Things to do =>
**1.** In the forum thread on publishing choices, what does Kyle R plan to do while the queries to agents are out?
**2.** List every party that the forum thread on publishing choices names as someone writers wait to hear back from.
**3.** Say whether each statement agrees with the forum thread on publishing choices, answering yes or no and quoting the words of the thread that decide it.
(a) The first post says that going the traditional route ensures a publisher will buy the book.
(b) Kyle R has multiple stories out for consideration at any given time.
(c) The first post aims to persuade readers to choose one particular route.

Extract =>
**********
I think the reasons for making the choice are up to the individual. Time is an issue for some people. And one important thing to remember is that there is no assurance that going the traditional route is going to result in your book being bought by a publisher. You can spend a lot of time waiting for responses from agents and publishers only to have that response be 'no'. 

Again, this is a choice for each writer to make based on their own wants and needs. I'm not trying to convince anyone which way to go.


----------



## Kyle R

Waiting to hear back from agents and/or publications sure does suck.

I'm still trying the traditional route, though. My plan is to query agents and then work on writing my next book while my queries are out there, floating in the cyber slush-piles.

This is what I've been doing with my short stories (submitting, then working on new stories while I wait to hear back).

At any given time I have multiple stories out for consideration, and I'm working on more in the meantime. This seems to be what many of the authors I read recommend. "Don't just write one story and hope to make it on that," they seem to say. "Write dozens."
**********
Data shown =>
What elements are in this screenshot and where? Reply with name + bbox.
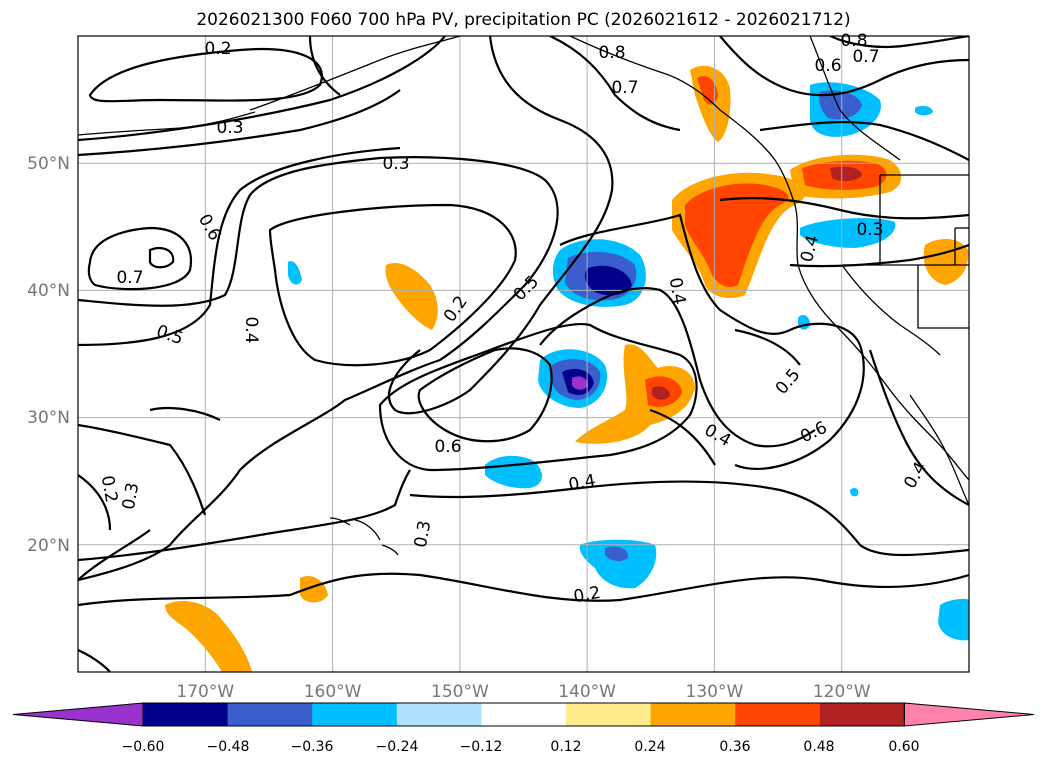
**********
Results in order =>
**1.** Work on writing the next book.

**2.** Agents, publishers, publications

**3.**
(a) No: "there is no assurance that going the traditional route is going to result in your book being bought by a publisher"
(b) Yes: "At any given time I have multiple stories out for consideration"
(c) No: "I'm not trying to convince anyone which way to go."